(Structured figure records)

-=-=-

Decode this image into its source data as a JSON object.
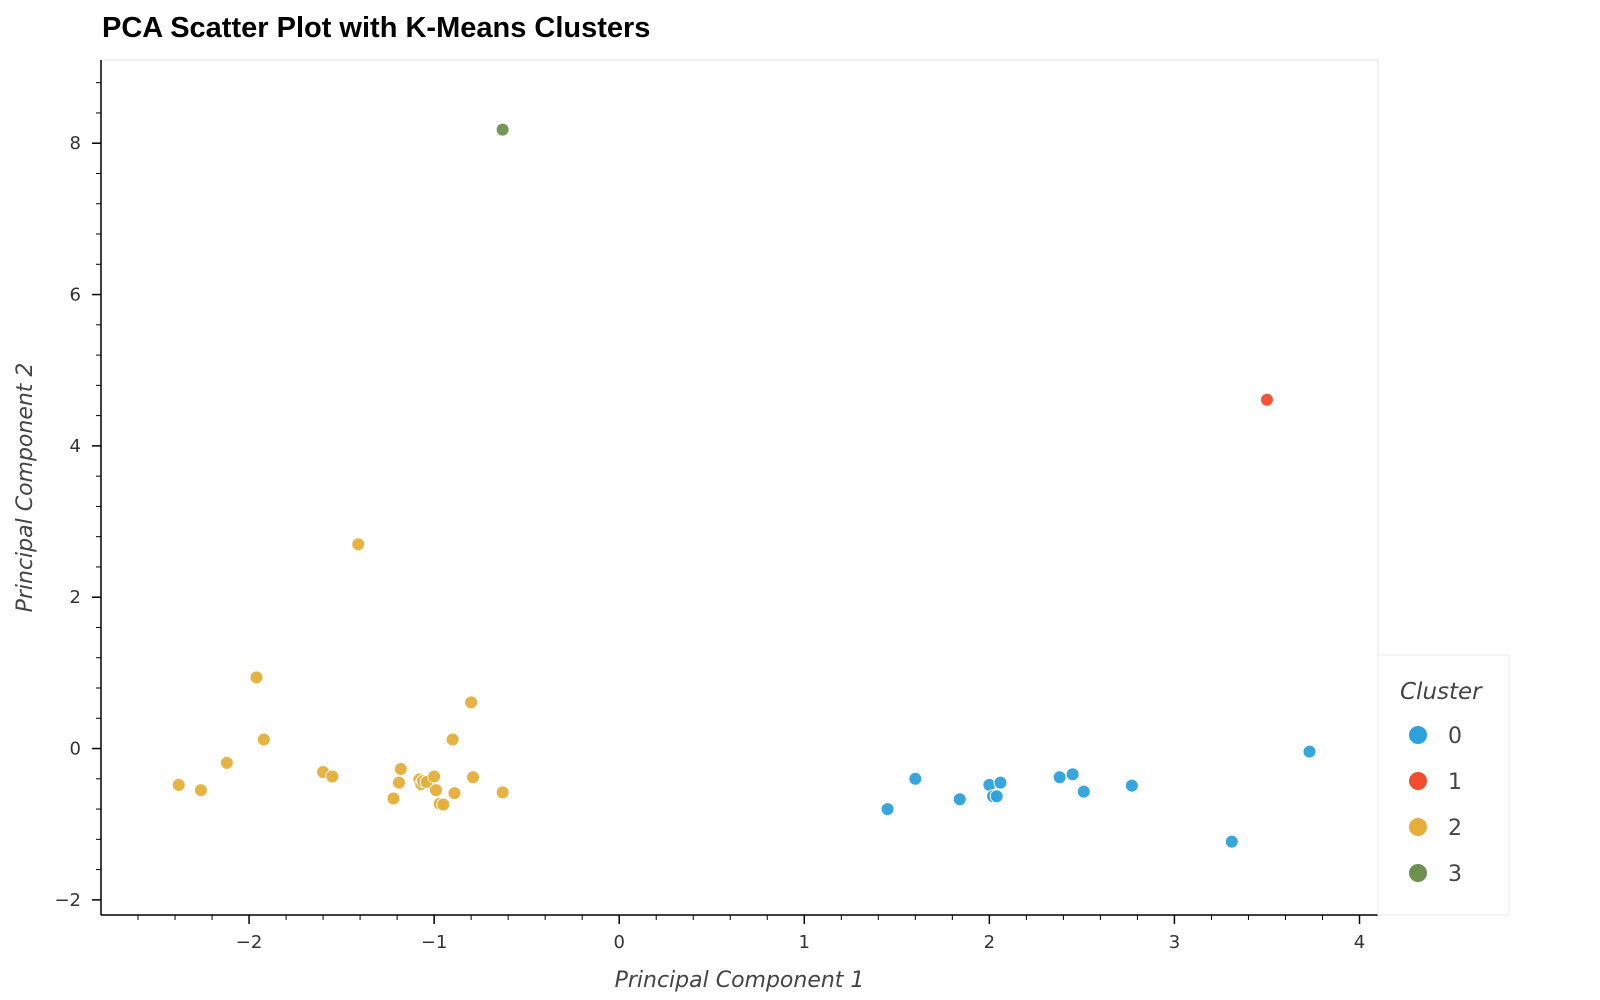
{
  "chart_data": {
    "type": "scatter",
    "title": "PCA Scatter Plot with K-Means Clusters",
    "xlabel": "Principal Component 1",
    "ylabel": "Principal Component 2",
    "xlim": [
      -2.8,
      4.1
    ],
    "ylim": [
      -2.2,
      9.1
    ],
    "xticks": [
      -2,
      -1,
      0,
      1,
      2,
      3,
      4
    ],
    "yticks": [
      -2,
      0,
      2,
      4,
      6,
      8
    ],
    "xtick_labels": [
      "−2",
      "−1",
      "0",
      "1",
      "2",
      "3",
      "4"
    ],
    "ytick_labels": [
      "−2",
      "0",
      "2",
      "4",
      "6",
      "8"
    ],
    "grid": false,
    "legend": {
      "title": "Cluster",
      "placement": "right"
    },
    "series": [
      {
        "name": "0",
        "color": "#2ca1db",
        "x": [
          1.45,
          1.6,
          1.84,
          2.0,
          2.02,
          2.04,
          2.06,
          2.38,
          2.45,
          2.51,
          2.77,
          3.31,
          3.73
        ],
        "y": [
          -0.8,
          -0.4,
          -0.67,
          -0.48,
          -0.63,
          -0.63,
          -0.45,
          -0.38,
          -0.34,
          -0.57,
          -0.49,
          -1.23,
          -0.04
        ]
      },
      {
        "name": "1",
        "color": "#f24d2c",
        "x": [
          3.5
        ],
        "y": [
          4.61
        ]
      },
      {
        "name": "2",
        "color": "#e5ae38",
        "x": [
          -2.38,
          -2.26,
          -2.12,
          -1.96,
          -1.92,
          -1.6,
          -1.55,
          -1.41,
          -1.22,
          -1.19,
          -1.18,
          -1.08,
          -1.07,
          -1.06,
          -1.04,
          -1.0,
          -0.99,
          -0.97,
          -0.95,
          -0.9,
          -0.89,
          -0.8,
          -0.79,
          -0.63
        ],
        "y": [
          -0.48,
          -0.55,
          -0.19,
          0.94,
          0.12,
          -0.31,
          -0.37,
          2.7,
          -0.66,
          -0.45,
          -0.27,
          -0.41,
          -0.47,
          -0.43,
          -0.44,
          -0.37,
          -0.55,
          -0.73,
          -0.74,
          0.12,
          -0.59,
          0.61,
          -0.38,
          -0.58
        ]
      },
      {
        "name": "3",
        "color": "#6d904f",
        "x": [
          -0.63
        ],
        "y": [
          8.18
        ]
      }
    ]
  }
}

-=-=-

PROBLEM DESCRIPTION: Tell how many lines of the data include the word "Principal", and nothing else.

COMPLETE ANSWER: 2